● **RECORDS FOR THIS EXERCISE**:
----------
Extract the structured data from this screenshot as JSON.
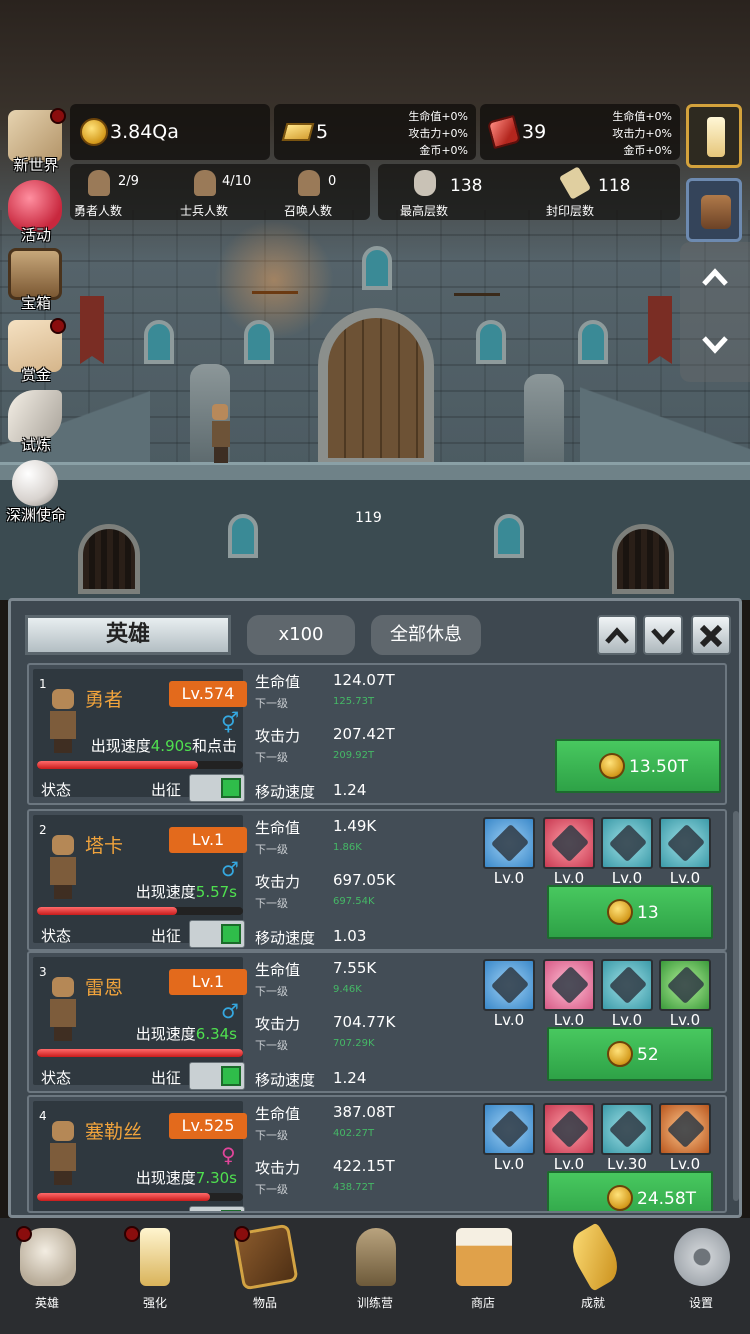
{
  "resources": {
    "gold": "3.84Qa",
    "gold_bar": "5",
    "gold_bar_bonus": [
      "生命值+0%",
      "攻击力+0%",
      "金币+0%"
    ],
    "ruby": "39",
    "ruby_bonus": [
      "生命值+0%",
      "攻击力+0%",
      "金币+0%"
    ]
  },
  "stats": {
    "heroes": {
      "value": "2/9",
      "label": "勇者人数"
    },
    "soldiers": {
      "value": "4/10",
      "label": "士兵人数"
    },
    "summons": {
      "value": "0",
      "label": "召唤人数"
    },
    "max_floor": {
      "value": "138",
      "label": "最高层数"
    },
    "sealed_floor": {
      "value": "118",
      "label": "封印层数"
    }
  },
  "side_menu": [
    {
      "label": "新世界",
      "icon": "map-icon",
      "badge": true
    },
    {
      "label": "活动",
      "icon": "heart-icon",
      "badge": false
    },
    {
      "label": "宝箱",
      "icon": "chest-icon",
      "badge": false
    },
    {
      "label": "赏金",
      "icon": "envelope-icon",
      "badge": true
    },
    {
      "label": "试炼",
      "icon": "feather-icon",
      "badge": false
    },
    {
      "label": "深渊使命",
      "icon": "pearl-icon",
      "badge": false
    }
  ],
  "scene": {
    "floor_number": "119"
  },
  "panel": {
    "tab": "英雄",
    "multiplier": "x100",
    "rest_all": "全部休息",
    "up": "▲",
    "down": "▼",
    "close": "✕"
  },
  "labels": {
    "hp": "生命值",
    "atk": "攻击力",
    "next": "下一级",
    "move_speed": "移动速度",
    "state": "状态",
    "deploy": "出征",
    "spawn_speed": "出现速度"
  },
  "heroes": [
    {
      "idx": "1",
      "name": "勇者",
      "level": "Lv.574",
      "gender": "⚥",
      "gender_color": "#35a8e0",
      "speed": "4.90s",
      "speed_suffix": "和点击",
      "hp_fill": 0.78,
      "hp": "124.07T",
      "hp_next": "125.73T",
      "atk": "207.42T",
      "atk_next": "209.92T",
      "move": "1.24",
      "cost": "13.50T",
      "gear": []
    },
    {
      "idx": "2",
      "name": "塔卡",
      "level": "Lv.1",
      "gender": "♂",
      "gender_color": "#35a8e0",
      "speed": "5.57s",
      "speed_suffix": "",
      "hp_fill": 0.68,
      "hp": "1.49K",
      "hp_next": "1.86K",
      "atk": "697.05K",
      "atk_next": "697.54K",
      "move": "1.03",
      "cost": "13",
      "gear": [
        {
          "lv": "Lv.0",
          "color": "blue",
          "icon": "axe-icon"
        },
        {
          "lv": "Lv.0",
          "color": "red",
          "icon": "double-axe-icon"
        },
        {
          "lv": "Lv.0",
          "color": "teal",
          "icon": "boots-icon"
        },
        {
          "lv": "Lv.0",
          "color": "teal",
          "icon": "hammer-icon"
        }
      ]
    },
    {
      "idx": "3",
      "name": "雷恩",
      "level": "Lv.1",
      "gender": "♂",
      "gender_color": "#35a8e0",
      "speed": "6.34s",
      "speed_suffix": "",
      "hp_fill": 1.0,
      "hp": "7.55K",
      "hp_next": "9.46K",
      "atk": "704.77K",
      "atk_next": "707.29K",
      "move": "1.24",
      "cost": "52",
      "gear": [
        {
          "lv": "Lv.0",
          "color": "blue",
          "icon": "sword-icon"
        },
        {
          "lv": "Lv.0",
          "color": "pink",
          "icon": "blade-icon"
        },
        {
          "lv": "Lv.0",
          "color": "teal",
          "icon": "boots-icon"
        },
        {
          "lv": "Lv.0",
          "color": "green",
          "icon": "serpent-icon"
        }
      ]
    },
    {
      "idx": "4",
      "name": "塞勒丝",
      "level": "Lv.525",
      "gender": "♀",
      "gender_color": "#e0459a",
      "speed": "7.30s",
      "speed_suffix": "",
      "hp_fill": 0.84,
      "hp": "387.08T",
      "hp_next": "402.27T",
      "atk": "422.15T",
      "atk_next": "438.72T",
      "move": "",
      "cost": "24.58T",
      "gear": [
        {
          "lv": "Lv.0",
          "color": "blue",
          "icon": "star-shield-icon"
        },
        {
          "lv": "Lv.0",
          "color": "red",
          "icon": "fang-icon"
        },
        {
          "lv": "Lv.30",
          "color": "teal",
          "icon": "boots-icon"
        },
        {
          "lv": "Lv.0",
          "color": "orange",
          "icon": "cage-icon"
        }
      ]
    }
  ],
  "nav": [
    {
      "label": "英雄",
      "icon": "skull-icon",
      "badge": true
    },
    {
      "label": "强化",
      "icon": "candle-icon",
      "badge": true
    },
    {
      "label": "物品",
      "icon": "book-icon",
      "badge": true
    },
    {
      "label": "训练营",
      "icon": "lantern-icon",
      "badge": false
    },
    {
      "label": "商店",
      "icon": "beer-mug-icon",
      "badge": false
    },
    {
      "label": "成就",
      "icon": "key-icon",
      "badge": false
    },
    {
      "label": "设置",
      "icon": "gear-icon",
      "badge": false
    }
  ]
}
----------
● **STATED PROBLEM**:
Without including any pictures, output all the entries above exactly.

● **RESULT OF THIS EXERCISE**:
Extract the structured data from this screenshot as JSON.
{
  "resources": {
    "gold": "3.84Qa",
    "gold_bar": "5",
    "gold_bar_bonus": [
      "生命值+0%",
      "攻击力+0%",
      "金币+0%"
    ],
    "ruby": "39",
    "ruby_bonus": [
      "生命值+0%",
      "攻击力+0%",
      "金币+0%"
    ]
  },
  "stats": {
    "heroes": {
      "value": "2/9",
      "label": "勇者人数"
    },
    "soldiers": {
      "value": "4/10",
      "label": "士兵人数"
    },
    "summons": {
      "value": "0",
      "label": "召唤人数"
    },
    "max_floor": {
      "value": "138",
      "label": "最高层数"
    },
    "sealed_floor": {
      "value": "118",
      "label": "封印层数"
    }
  },
  "side_menu": [
    {
      "label": "新世界",
      "icon": "map-icon",
      "badge": true
    },
    {
      "label": "活动",
      "icon": "heart-icon",
      "badge": false
    },
    {
      "label": "宝箱",
      "icon": "chest-icon",
      "badge": false
    },
    {
      "label": "赏金",
      "icon": "envelope-icon",
      "badge": true
    },
    {
      "label": "试炼",
      "icon": "feather-icon",
      "badge": false
    },
    {
      "label": "深渊使命",
      "icon": "pearl-icon",
      "badge": false
    }
  ],
  "scene": {
    "floor_number": "119"
  },
  "panel": {
    "tab": "英雄",
    "multiplier": "x100",
    "rest_all": "全部休息",
    "up": "▲",
    "down": "▼",
    "close": "✕"
  },
  "labels": {
    "hp": "生命值",
    "atk": "攻击力",
    "next": "下一级",
    "move_speed": "移动速度",
    "state": "状态",
    "deploy": "出征",
    "spawn_speed": "出现速度"
  },
  "heroes": [
    {
      "idx": "1",
      "name": "勇者",
      "level": "Lv.574",
      "gender": "⚥",
      "gender_color": "#35a8e0",
      "speed": "4.90s",
      "speed_suffix": "和点击",
      "hp_fill": 0.78,
      "hp": "124.07T",
      "hp_next": "125.73T",
      "atk": "207.42T",
      "atk_next": "209.92T",
      "move": "1.24",
      "cost": "13.50T",
      "gear": []
    },
    {
      "idx": "2",
      "name": "塔卡",
      "level": "Lv.1",
      "gender": "♂",
      "gender_color": "#35a8e0",
      "speed": "5.57s",
      "speed_suffix": "",
      "hp_fill": 0.68,
      "hp": "1.49K",
      "hp_next": "1.86K",
      "atk": "697.05K",
      "atk_next": "697.54K",
      "move": "1.03",
      "cost": "13",
      "gear": [
        {
          "lv": "Lv.0",
          "color": "blue",
          "icon": "axe-icon"
        },
        {
          "lv": "Lv.0",
          "color": "red",
          "icon": "double-axe-icon"
        },
        {
          "lv": "Lv.0",
          "color": "teal",
          "icon": "boots-icon"
        },
        {
          "lv": "Lv.0",
          "color": "teal",
          "icon": "hammer-icon"
        }
      ]
    },
    {
      "idx": "3",
      "name": "雷恩",
      "level": "Lv.1",
      "gender": "♂",
      "gender_color": "#35a8e0",
      "speed": "6.34s",
      "speed_suffix": "",
      "hp_fill": 1.0,
      "hp": "7.55K",
      "hp_next": "9.46K",
      "atk": "704.77K",
      "atk_next": "707.29K",
      "move": "1.24",
      "cost": "52",
      "gear": [
        {
          "lv": "Lv.0",
          "color": "blue",
          "icon": "sword-icon"
        },
        {
          "lv": "Lv.0",
          "color": "pink",
          "icon": "blade-icon"
        },
        {
          "lv": "Lv.0",
          "color": "teal",
          "icon": "boots-icon"
        },
        {
          "lv": "Lv.0",
          "color": "green",
          "icon": "serpent-icon"
        }
      ]
    },
    {
      "idx": "4",
      "name": "塞勒丝",
      "level": "Lv.525",
      "gender": "♀",
      "gender_color": "#e0459a",
      "speed": "7.30s",
      "speed_suffix": "",
      "hp_fill": 0.84,
      "hp": "387.08T",
      "hp_next": "402.27T",
      "atk": "422.15T",
      "atk_next": "438.72T",
      "move": "",
      "cost": "24.58T",
      "gear": [
        {
          "lv": "Lv.0",
          "color": "blue",
          "icon": "star-shield-icon"
        },
        {
          "lv": "Lv.0",
          "color": "red",
          "icon": "fang-icon"
        },
        {
          "lv": "Lv.30",
          "color": "teal",
          "icon": "boots-icon"
        },
        {
          "lv": "Lv.0",
          "color": "orange",
          "icon": "cage-icon"
        }
      ]
    }
  ],
  "nav": [
    {
      "label": "英雄",
      "icon": "skull-icon",
      "badge": true
    },
    {
      "label": "强化",
      "icon": "candle-icon",
      "badge": true
    },
    {
      "label": "物品",
      "icon": "book-icon",
      "badge": true
    },
    {
      "label": "训练营",
      "icon": "lantern-icon",
      "badge": false
    },
    {
      "label": "商店",
      "icon": "beer-mug-icon",
      "badge": false
    },
    {
      "label": "成就",
      "icon": "key-icon",
      "badge": false
    },
    {
      "label": "设置",
      "icon": "gear-icon",
      "badge": false
    }
  ]
}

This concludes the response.